What needs to be done
Locate every line in the material below that has the word "kids". Copy each of those lines.

# Start of Records for this task

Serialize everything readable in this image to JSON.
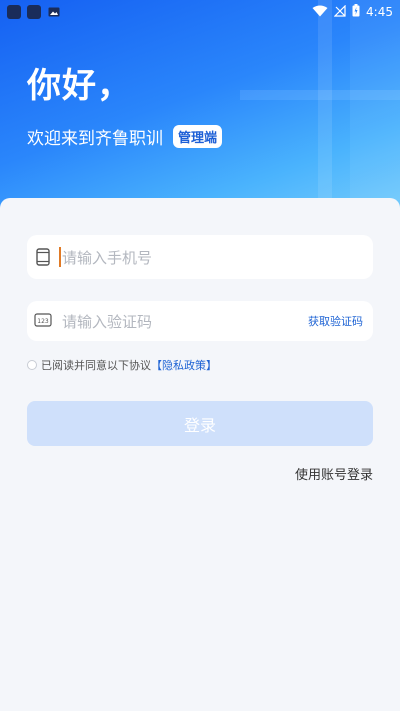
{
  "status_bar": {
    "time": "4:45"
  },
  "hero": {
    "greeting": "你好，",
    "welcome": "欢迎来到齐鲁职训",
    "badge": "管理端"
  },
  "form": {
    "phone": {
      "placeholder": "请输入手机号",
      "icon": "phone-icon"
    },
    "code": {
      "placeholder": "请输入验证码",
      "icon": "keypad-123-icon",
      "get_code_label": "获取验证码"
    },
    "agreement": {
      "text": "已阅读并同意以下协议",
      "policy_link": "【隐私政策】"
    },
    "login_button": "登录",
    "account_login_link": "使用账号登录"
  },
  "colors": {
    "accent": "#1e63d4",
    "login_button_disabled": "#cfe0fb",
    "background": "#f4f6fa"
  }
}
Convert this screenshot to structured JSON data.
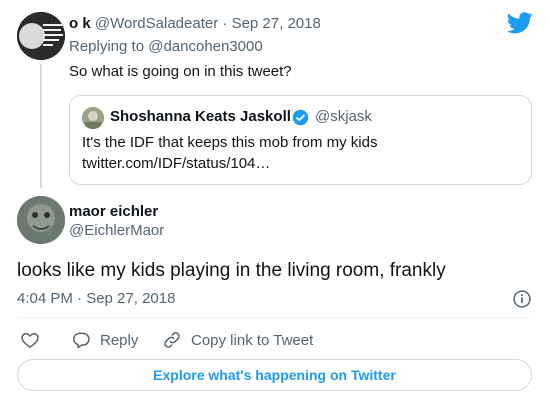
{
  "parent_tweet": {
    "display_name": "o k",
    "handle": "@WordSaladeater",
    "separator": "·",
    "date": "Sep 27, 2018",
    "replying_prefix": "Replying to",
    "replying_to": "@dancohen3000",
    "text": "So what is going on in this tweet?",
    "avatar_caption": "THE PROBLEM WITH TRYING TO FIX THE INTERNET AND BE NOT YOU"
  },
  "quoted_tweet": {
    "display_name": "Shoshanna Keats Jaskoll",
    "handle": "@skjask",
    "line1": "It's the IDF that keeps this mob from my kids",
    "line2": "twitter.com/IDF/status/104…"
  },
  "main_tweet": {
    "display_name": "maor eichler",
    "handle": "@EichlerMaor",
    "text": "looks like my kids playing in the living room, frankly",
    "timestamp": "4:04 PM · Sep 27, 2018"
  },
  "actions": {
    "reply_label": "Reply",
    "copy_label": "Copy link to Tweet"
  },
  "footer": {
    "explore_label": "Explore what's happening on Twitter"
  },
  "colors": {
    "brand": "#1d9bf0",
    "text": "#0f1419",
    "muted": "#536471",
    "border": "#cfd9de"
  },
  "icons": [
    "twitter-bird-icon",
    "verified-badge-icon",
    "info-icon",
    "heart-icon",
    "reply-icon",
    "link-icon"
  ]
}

# End of Records for this task

Response to this exercise
    "line1": "It's the IDF that keeps this mob from my kids",
    "text": "looks like my kids playing in the living room, frankly",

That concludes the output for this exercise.